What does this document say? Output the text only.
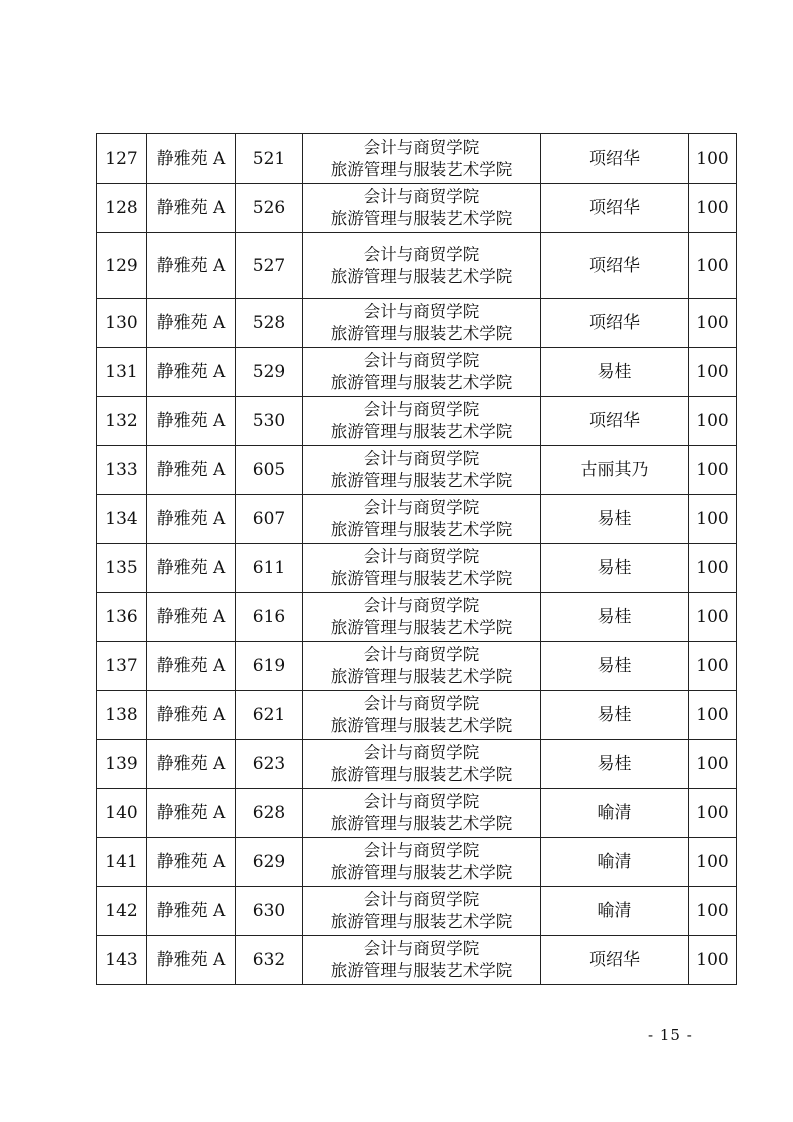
127	静雅苑 A	521	会计与商贸学院
旅游管理与服装艺术学院	项绍华	100
128	静雅苑 A	526	会计与商贸学院
旅游管理与服装艺术学院	项绍华	100
129	静雅苑 A	527	会计与商贸学院
旅游管理与服装艺术学院	项绍华	100
130	静雅苑 A	528	会计与商贸学院
旅游管理与服装艺术学院	项绍华	100
131	静雅苑 A	529	会计与商贸学院
旅游管理与服装艺术学院	易桂	100
132	静雅苑 A	530	会计与商贸学院
旅游管理与服装艺术学院	项绍华	100
133	静雅苑 A	605	会计与商贸学院
旅游管理与服装艺术学院	古丽其乃	100
134	静雅苑 A	607	会计与商贸学院
旅游管理与服装艺术学院	易桂	100
135	静雅苑 A	611	会计与商贸学院
旅游管理与服装艺术学院	易桂	100
136	静雅苑 A	616	会计与商贸学院
旅游管理与服装艺术学院	易桂	100
137	静雅苑 A	619	会计与商贸学院
旅游管理与服装艺术学院	易桂	100
138	静雅苑 A	621	会计与商贸学院
旅游管理与服装艺术学院	易桂	100
139	静雅苑 A	623	会计与商贸学院
旅游管理与服装艺术学院	易桂	100
140	静雅苑 A	628	会计与商贸学院
旅游管理与服装艺术学院	喻清	100
141	静雅苑 A	629	会计与商贸学院
旅游管理与服装艺术学院	喻清	100
142	静雅苑 A	630	会计与商贸学院
旅游管理与服装艺术学院	喻清	100
143	静雅苑 A	632	会计与商贸学院
旅游管理与服装艺术学院	项绍华	100
- 15 -
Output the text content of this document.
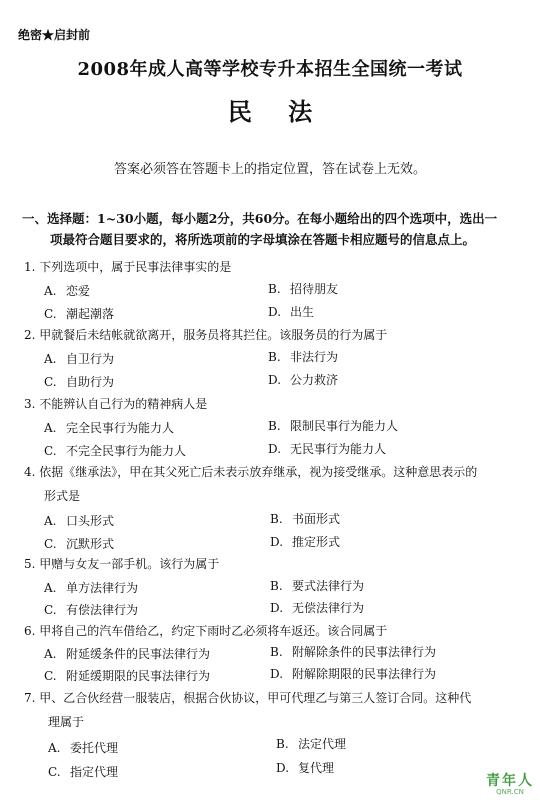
绝密★启封前
2008年成人高等学校专升本招生全国统一考试
民 法
答案必须答在答题卡上的指定位置，答在试卷上无效。
一、选择题：1~30小题，每小题2分，共60分。在每小题给出的四个选项中，选出一
项最符合题目要求的，将所选项前的字母填涂在答题卡相应题号的信息点上。
1. 下列选项中，属于民事法律事实的是
A. 恋爱	B. 招待朋友
C. 潮起潮落	D. 出生
2. 甲就餐后未结帐就欲离开，服务员将其拦住。该服务员的行为属于
A. 自卫行为	B. 非法行为
C. 自助行为	D. 公力救济
3. 不能辨认自己行为的精神病人是
A. 完全民事行为能力人	B. 限制民事行为能力人
C. 不完全民事行为能力人	D. 无民事行为能力人
4. 依据《继承法》，甲在其父死亡后未表示放弃继承，视为接受继承。这种意思表示的
形式是
A. 口头形式	B. 书面形式
C. 沉默形式	D. 推定形式
5. 甲赠与女友一部手机。该行为属于
A. 单方法律行为	B. 要式法律行为
C. 有偿法律行为	D. 无偿法律行为
6. 甲将自己的汽车借给乙，约定下雨时乙必须将车返还。该合同属于
A. 附延缓条件的民事法律行为	B. 附解除条件的民事法律行为
C. 附延缓期限的民事法律行为	D. 附解除期限的民事法律行为
7. 甲、乙合伙经营一服装店，根据合伙协议，甲可代理乙与第三人签订合同。这种代
理属于
A. 委托代理	B. 法定代理
C. 指定代理	D. 复代理
青年人
QNR.CN
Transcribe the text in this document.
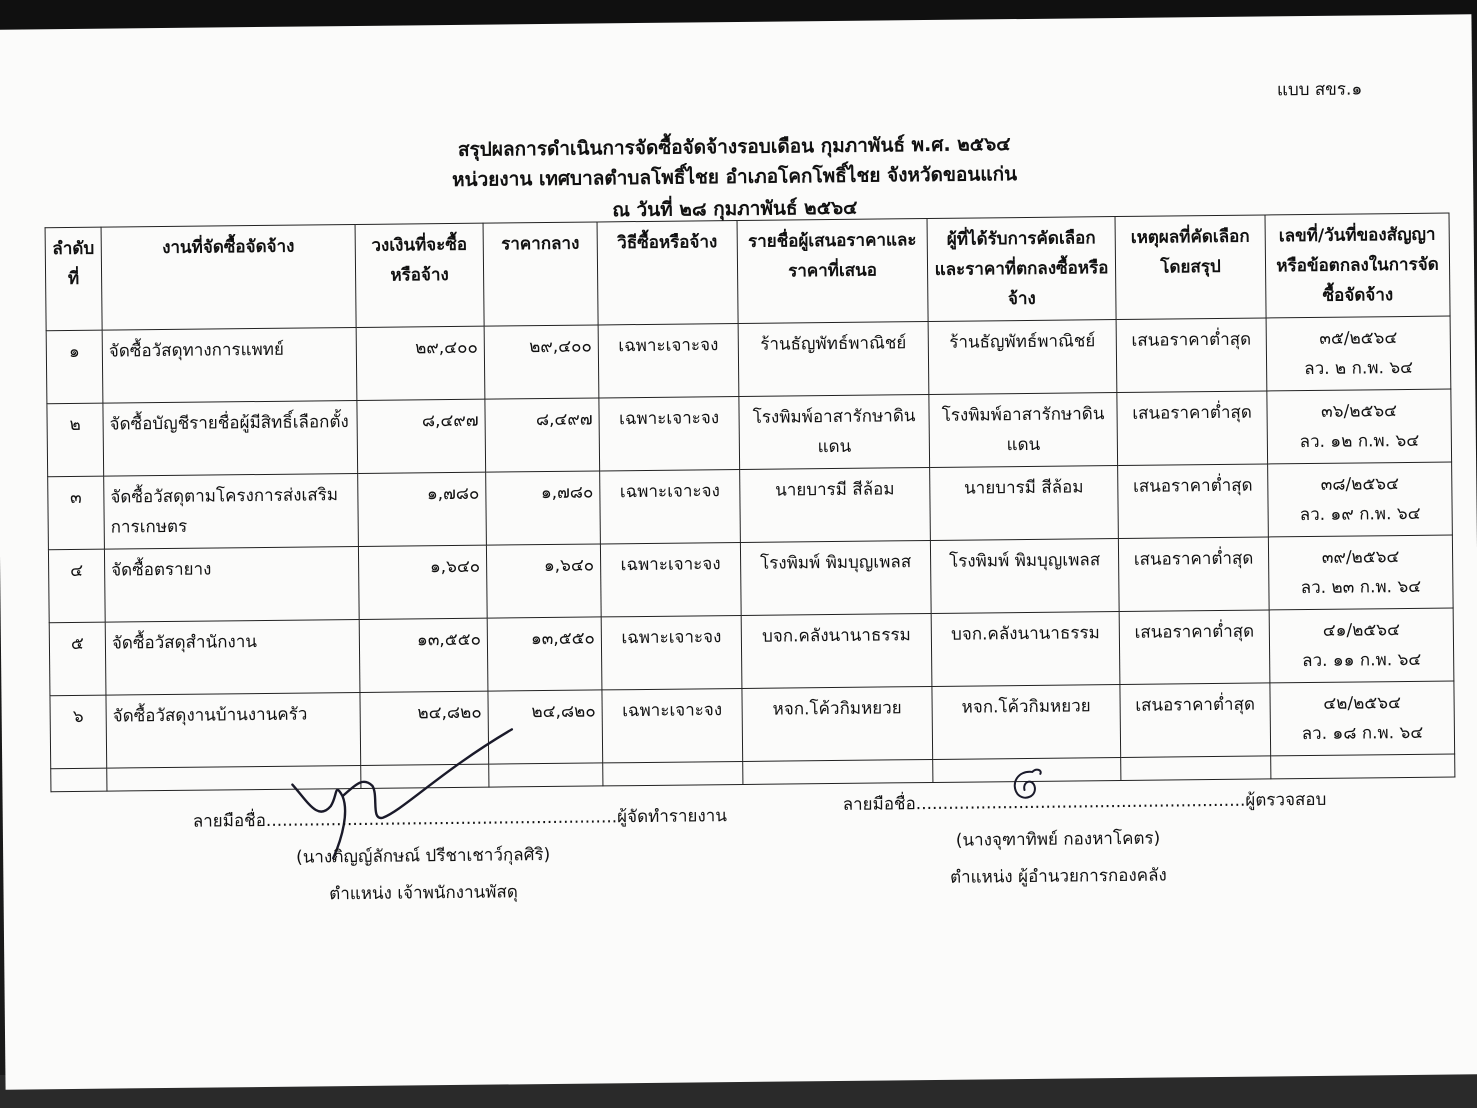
แบบ สขร.๑
สรุปผลการดำเนินการจัดซื้อจัดจ้างรอบเดือน กุมภาพันธ์ พ.ศ. ๒๕๖๔
หน่วยงาน เทศบาลตำบลโพธิ์ไชย อำเภอโคกโพธิ์ไชย จังหวัดขอนแก่น
ณ วันที่ ๒๘ กุมภาพันธ์ ๒๕๖๔
ลำดับที่	งานที่จัดซื้อจัดจ้าง	วงเงินที่จะซื้อหรือจ้าง	ราคากลาง	วิธีซื้อหรือจ้าง	รายชื่อผู้เสนอราคาและราคาที่เสนอ	ผู้ที่ได้รับการคัดเลือกและราคาที่ตกลงซื้อหรือจ้าง	เหตุผลที่คัดเลือกโดยสรุป	เลขที่/วันที่ของสัญญาหรือข้อตกลงในการจัดซื้อจัดจ้าง
๑	จัดซื้อวัสดุทางการแพทย์	๒๙,๔๐๐	๒๙,๔๐๐	เฉพาะเจาะจง	ร้านธัญพัทธ์พาณิชย์	ร้านธัญพัทธ์พาณิชย์	เสนอราคาต่ำสุด	๓๕/๒๕๖๔
ลว. ๒ ก.พ. ๖๔

๒	จัดซื้อบัญชีรายชื่อผู้มีสิทธิ์เลือกตั้ง	๘,๔๙๗	๘,๔๙๗	เฉพาะเจาะจง	โรงพิมพ์อาสารักษาดินแดน	โรงพิมพ์อาสารักษาดินแดน	เสนอราคาต่ำสุด	๓๖/๒๕๖๔
ลว. ๑๒ ก.พ. ๖๔

๓	จัดซื้อวัสดุตามโครงการส่งเสริมการเกษตร	๑,๗๘๐	๑,๗๘๐	เฉพาะเจาะจง	นายบารมี สีล้อม	นายบารมี สีล้อม	เสนอราคาต่ำสุด	๓๘/๒๕๖๔
ลว. ๑๙ ก.พ. ๖๔

๔	จัดซื้อตรายาง	๑,๖๔๐	๑,๖๔๐	เฉพาะเจาะจง	โรงพิมพ์ พิมบุญเพลส	โรงพิมพ์ พิมบุญเพลส	เสนอราคาต่ำสุด	๓๙/๒๕๖๔
ลว. ๒๓ ก.พ. ๖๔

๕	จัดซื้อวัสดุสำนักงาน	๑๓,๕๕๐	๑๓,๕๕๐	เฉพาะเจาะจง	บจก.คลังนานาธรรม	บจก.คลังนานาธรรม	เสนอราคาต่ำสุด	๔๑/๒๕๖๔
ลว. ๑๑ ก.พ. ๖๔

๖	จัดซื้อวัสดุงานบ้านงานครัว	๒๔,๘๒๐	๒๔,๘๒๐	เฉพาะเจาะจง	หจก.โค้วกิมหยวย	หจก.โค้วกิมหยวย	เสนอราคาต่ำสุด	๔๒/๒๕๖๔
ลว. ๑๘ ก.พ. ๖๔

ลายมือชื่อ.................................................................ผู้จัดทำรายงาน
(นางภิญญ์ลักษณ์ ปรีชาเชาว์กุลศิริ)
ตำแหน่ง เจ้าพนักงานพัสดุ
ลายมือชื่อ.............................................................ผู้ตรวจสอบ
(นางจุฑาทิพย์ กองหาโคตร)
ตำแหน่ง ผู้อำนวยการกองคลัง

○ ○ ○ ○ ○

# [Task to complete]
Reproduce each entry verbatim, excluding any embedded images.

# [Exercise output]
What does this document say? Output the text only.
127	静雅苑 A	521	会计与商贸学院
旅游管理与服装艺术学院	项绍华	100
128	静雅苑 A	526	会计与商贸学院
旅游管理与服装艺术学院	项绍华	100
129	静雅苑 A	527	会计与商贸学院
旅游管理与服装艺术学院	项绍华	100
130	静雅苑 A	528	会计与商贸学院
旅游管理与服装艺术学院	项绍华	100
131	静雅苑 A	529	会计与商贸学院
旅游管理与服装艺术学院	易桂	100
132	静雅苑 A	530	会计与商贸学院
旅游管理与服装艺术学院	项绍华	100
133	静雅苑 A	605	会计与商贸学院
旅游管理与服装艺术学院	古丽其乃	100
134	静雅苑 A	607	会计与商贸学院
旅游管理与服装艺术学院	易桂	100
135	静雅苑 A	611	会计与商贸学院
旅游管理与服装艺术学院	易桂	100
136	静雅苑 A	616	会计与商贸学院
旅游管理与服装艺术学院	易桂	100
137	静雅苑 A	619	会计与商贸学院
旅游管理与服装艺术学院	易桂	100
138	静雅苑 A	621	会计与商贸学院
旅游管理与服装艺术学院	易桂	100
139	静雅苑 A	623	会计与商贸学院
旅游管理与服装艺术学院	易桂	100
140	静雅苑 A	628	会计与商贸学院
旅游管理与服装艺术学院	喻清	100
141	静雅苑 A	629	会计与商贸学院
旅游管理与服装艺术学院	喻清	100
142	静雅苑 A	630	会计与商贸学院
旅游管理与服装艺术学院	喻清	100
143	静雅苑 A	632	会计与商贸学院
旅游管理与服装艺术学院	项绍华	100
- 15 -
Output the text content of this document.
绝密★启封前
2008年成人高等学校专升本招生全国统一考试
民 法
答案必须答在答题卡上的指定位置，答在试卷上无效。
一、选择题：1~30小题，每小题2分，共60分。在每小题给出的四个选项中，选出一
项最符合题目要求的，将所选项前的字母填涂在答题卡相应题号的信息点上。
1. 下列选项中，属于民事法律事实的是
A. 恋爱	B. 招待朋友
C. 潮起潮落	D. 出生
2. 甲就餐后未结帐就欲离开，服务员将其拦住。该服务员的行为属于
A. 自卫行为	B. 非法行为
C. 自助行为	D. 公力救济
3. 不能辨认自己行为的精神病人是
A. 完全民事行为能力人	B. 限制民事行为能力人
C. 不完全民事行为能力人	D. 无民事行为能力人
4. 依据《继承法》，甲在其父死亡后未表示放弃继承，视为接受继承。这种意思表示的
形式是
A. 口头形式	B. 书面形式
C. 沉默形式	D. 推定形式
5. 甲赠与女友一部手机。该行为属于
A. 单方法律行为	B. 要式法律行为
C. 有偿法律行为	D. 无偿法律行为
6. 甲将自己的汽车借给乙，约定下雨时乙必须将车返还。该合同属于
A. 附延缓条件的民事法律行为	B. 附解除条件的民事法律行为
C. 附延缓期限的民事法律行为	D. 附解除期限的民事法律行为
7. 甲、乙合伙经营一服装店，根据合伙协议，甲可代理乙与第三人签订合同。这种代
理属于
A. 委托代理	B. 法定代理
C. 指定代理	D. 复代理
青年人
QNR.CN
Transcribe the text in this document.
แบบ สขร.๑
สรุปผลการดำเนินการจัดซื้อจัดจ้างรอบเดือน กุมภาพันธ์ พ.ศ. ๒๕๖๔
หน่วยงาน เทศบาลตำบลโพธิ์ไชย อำเภอโคกโพธิ์ไชย จังหวัดขอนแก่น
ณ วันที่ ๒๘ กุมภาพันธ์ ๒๕๖๔
ลำดับที่	งานที่จัดซื้อจัดจ้าง	วงเงินที่จะซื้อหรือจ้าง	ราคากลาง	วิธีซื้อหรือจ้าง	รายชื่อผู้เสนอราคาและราคาที่เสนอ	ผู้ที่ได้รับการคัดเลือกและราคาที่ตกลงซื้อหรือจ้าง	เหตุผลที่คัดเลือกโดยสรุป	เลขที่/วันที่ของสัญญาหรือข้อตกลงในการจัดซื้อจัดจ้าง
๑	จัดซื้อวัสดุทางการแพทย์	๒๙,๔๐๐	๒๙,๔๐๐	เฉพาะเจาะจง	ร้านธัญพัทธ์พาณิชย์	ร้านธัญพัทธ์พาณิชย์	เสนอราคาต่ำสุด	๓๕/๒๕๖๔
ลว. ๒ ก.พ. ๖๔

๒	จัดซื้อบัญชีรายชื่อผู้มีสิทธิ์เลือกตั้ง	๘,๔๙๗	๘,๔๙๗	เฉพาะเจาะจง	โรงพิมพ์อาสารักษาดินแดน	โรงพิมพ์อาสารักษาดินแดน	เสนอราคาต่ำสุด	๓๖/๒๕๖๔
ลว. ๑๒ ก.พ. ๖๔

๓	จัดซื้อวัสดุตามโครงการส่งเสริมการเกษตร	๑,๗๘๐	๑,๗๘๐	เฉพาะเจาะจง	นายบารมี สีล้อม	นายบารมี สีล้อม	เสนอราคาต่ำสุด	๓๘/๒๕๖๔
ลว. ๑๙ ก.พ. ๖๔

๔	จัดซื้อตรายาง	๑,๖๔๐	๑,๖๔๐	เฉพาะเจาะจง	โรงพิมพ์ พิมบุญเพลส	โรงพิมพ์ พิมบุญเพลส	เสนอราคาต่ำสุด	๓๙/๒๕๖๔
ลว. ๒๓ ก.พ. ๖๔

๕	จัดซื้อวัสดุสำนักงาน	๑๓,๕๕๐	๑๓,๕๕๐	เฉพาะเจาะจง	บจก.คลังนานาธรรม	บจก.คลังนานาธรรม	เสนอราคาต่ำสุด	๔๑/๒๕๖๔
ลว. ๑๑ ก.พ. ๖๔

๖	จัดซื้อวัสดุงานบ้านงานครัว	๒๔,๘๒๐	๒๔,๘๒๐	เฉพาะเจาะจง	หจก.โค้วกิมหยวย	หจก.โค้วกิมหยวย	เสนอราคาต่ำสุด	๔๒/๒๕๖๔
ลว. ๑๘ ก.พ. ๖๔

ลายมือชื่อ.................................................................ผู้จัดทำรายงาน
(นางภิญญ์ลักษณ์ ปรีชาเชาว์กุลศิริ)
ตำแหน่ง เจ้าพนักงานพัสดุ
ลายมือชื่อ.............................................................ผู้ตรวจสอบ
(นางจุฑาทิพย์ กองหาโคตร)
ตำแหน่ง ผู้อำนวยการกองคลัง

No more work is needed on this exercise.